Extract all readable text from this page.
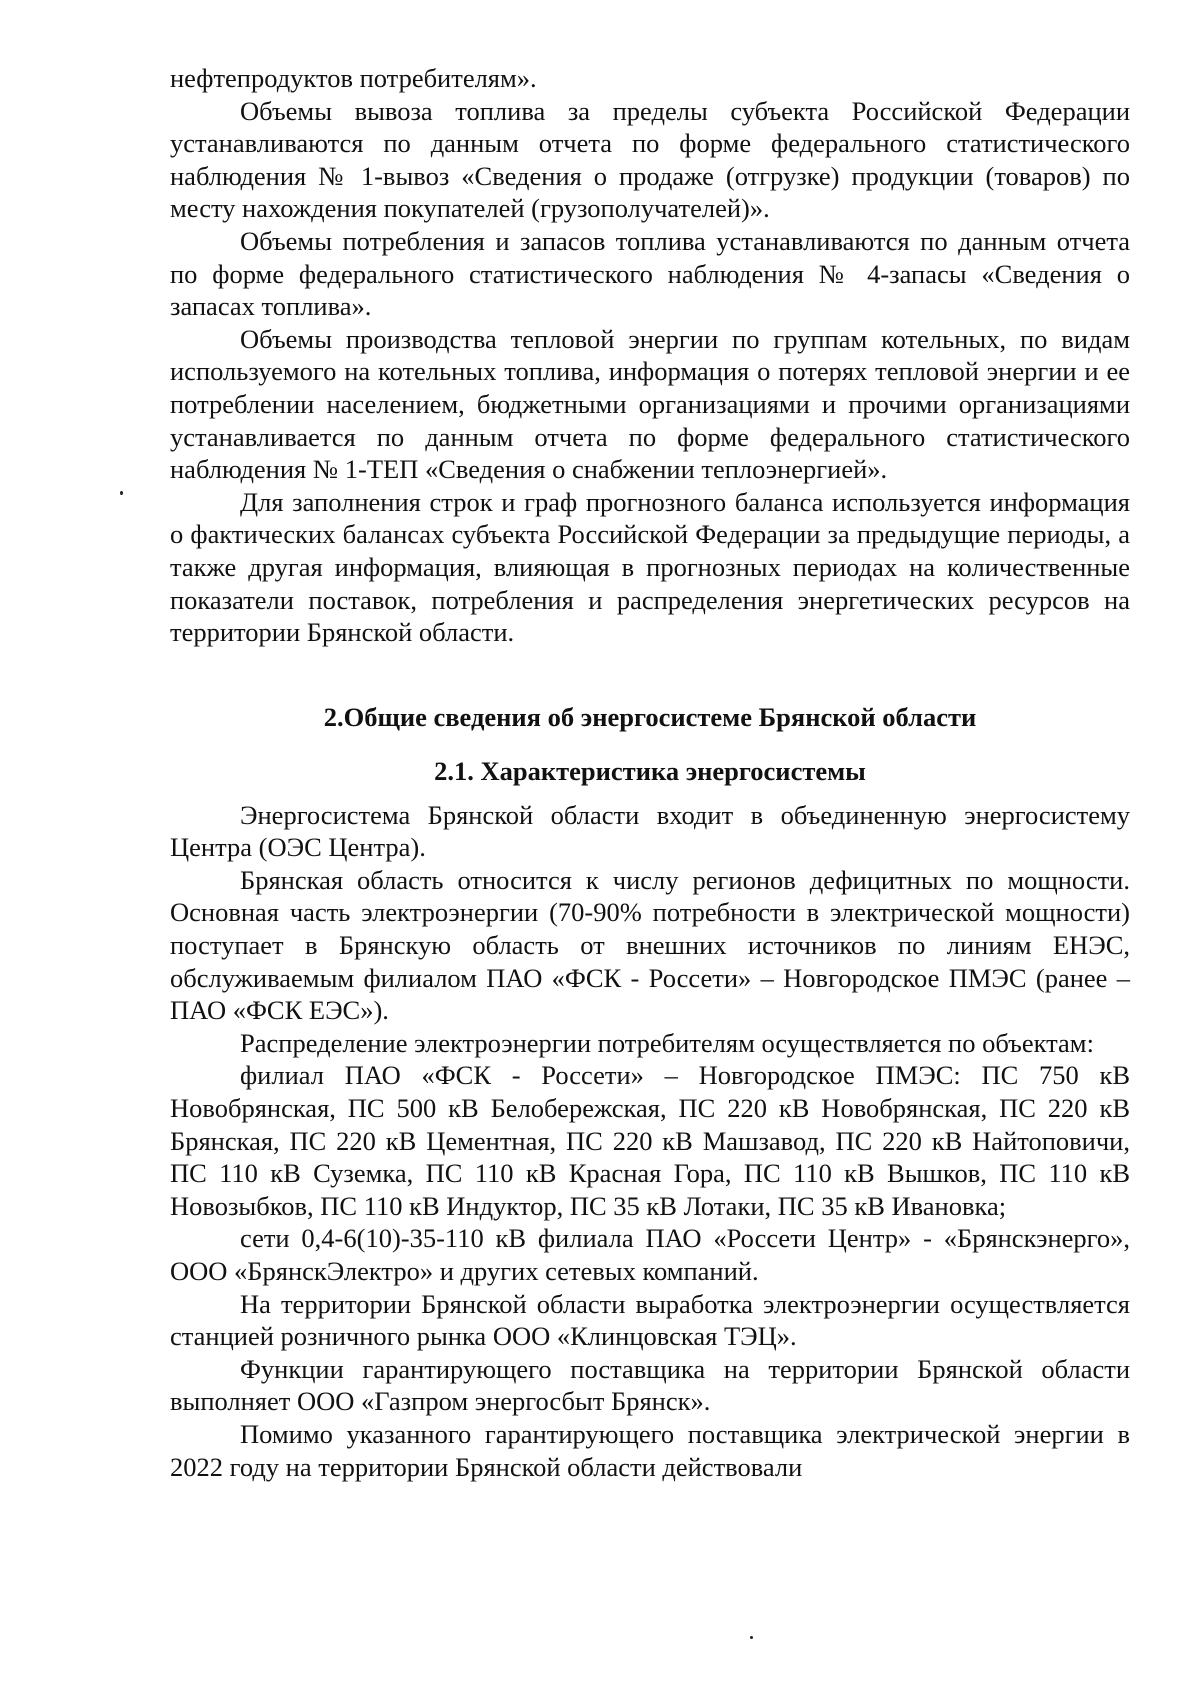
нефтепродуктов потребителям».

Объемы вывоза топлива за пределы субъекта Российской Федерации устанавливаются по данным отчета по форме федерального статистического наблюдения № 1-вывоз «Сведения о продаже (отгрузке) продукции (товаров) по месту нахождения покупателей (грузополучателей)».

Объемы потребления и запасов топлива устанавливаются по данным отчета по форме федерального статистического наблюдения № 4-запасы «Сведения о запасах топлива».

Объемы производства тепловой энергии по группам котельных, по видам используемого на котельных топлива, информация о потерях тепловой энергии и ее потреблении населением, бюджетными организациями и прочими организациями устанавливается по данным отчета по форме федерального статистического наблюдения № 1-ТЕП «Сведения о снабжении теплоэнергией».

Для заполнения строк и граф прогнозного баланса используется информация о фактических балансах субъекта Российской Федерации за предыдущие периоды, а также другая информация, влияющая в прогнозных периодах на количественные показатели поставок, потребления и распределения энергетических ресурсов на территории Брянской области.

2.Общие сведения об энергосистеме Брянской области
2.1. Характеристика энергосистемы

Энергосистема Брянской области входит в объединенную энергосистему Центра (ОЭС Центра).

Брянская область относится к числу регионов дефицитных по мощности. Основная часть электроэнергии (70-90% потребности в электрической мощности) поступает в Брянскую область от внешних источников по линиям ЕНЭС, обслуживаемым филиалом ПАО «ФСК - Россети» – Новгородское ПМЭС (ранее – ПАО «ФСК ЕЭС»).

Распределение электроэнергии потребителям осуществляется по объектам:

филиал ПАО «ФСК - Россети» – Новгородское ПМЭС: ПС 750 кВ Новобрянская, ПС 500 кВ Белобережская, ПС 220 кВ Новобрянская, ПС 220 кВ Брянская, ПС 220 кВ Цементная, ПС 220 кВ Машзавод, ПС 220 кВ Найтоповичи, ПС 110 кВ Суземка, ПС 110 кВ Красная Гора, ПС 110 кВ Вышков, ПС 110 кВ Новозыбков, ПС 110 кВ Индуктор, ПС 35 кВ Лотаки, ПС 35 кВ Ивановка;

сети 0,4-6(10)-35-110 кВ филиала ПАО «Россети Центр» - «Брянскэнерго», ООО «БрянскЭлектро» и других сетевых компаний.

На территории Брянской области выработка электроэнергии осуществляется станцией розничного рынка ООО «Клинцовская ТЭЦ».

Функции гарантирующего поставщика на территории Брянской области выполняет ООО «Газпром энергосбыт Брянск».

Помимо указанного гарантирующего поставщика электрической энергии в 2022 году на территории Брянской области действовали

#### EXERCISE BRIEF:
Look over the listing above. Pick out and copy every line that includes "Объемы".

#### TASK ANSWER:
Объемы вывоза топлива за пределы субъекта Российской Федерации устанавливаются по данным отчета по форме федерального статистического наблюдения № 1-вывоз «Сведения о продаже (отгрузке) продукции (товаров) по месту нахождения покупателей (грузополучателей)».
Объемы потребления и запасов топлива устанавливаются по данным отчета по форме федерального статистического наблюдения № 4-запасы «Сведения о запасах топлива».
Объемы производства тепловой энергии по группам котельных, по видам используемого на котельных топлива, информация о потерях тепловой энергии и ее потреблении населением, бюджетными организациями и прочими организациями устанавливается по данным отчета по форме федерального статистического наблюдения № 1-ТЕП «Сведения о снабжении теплоэнергией».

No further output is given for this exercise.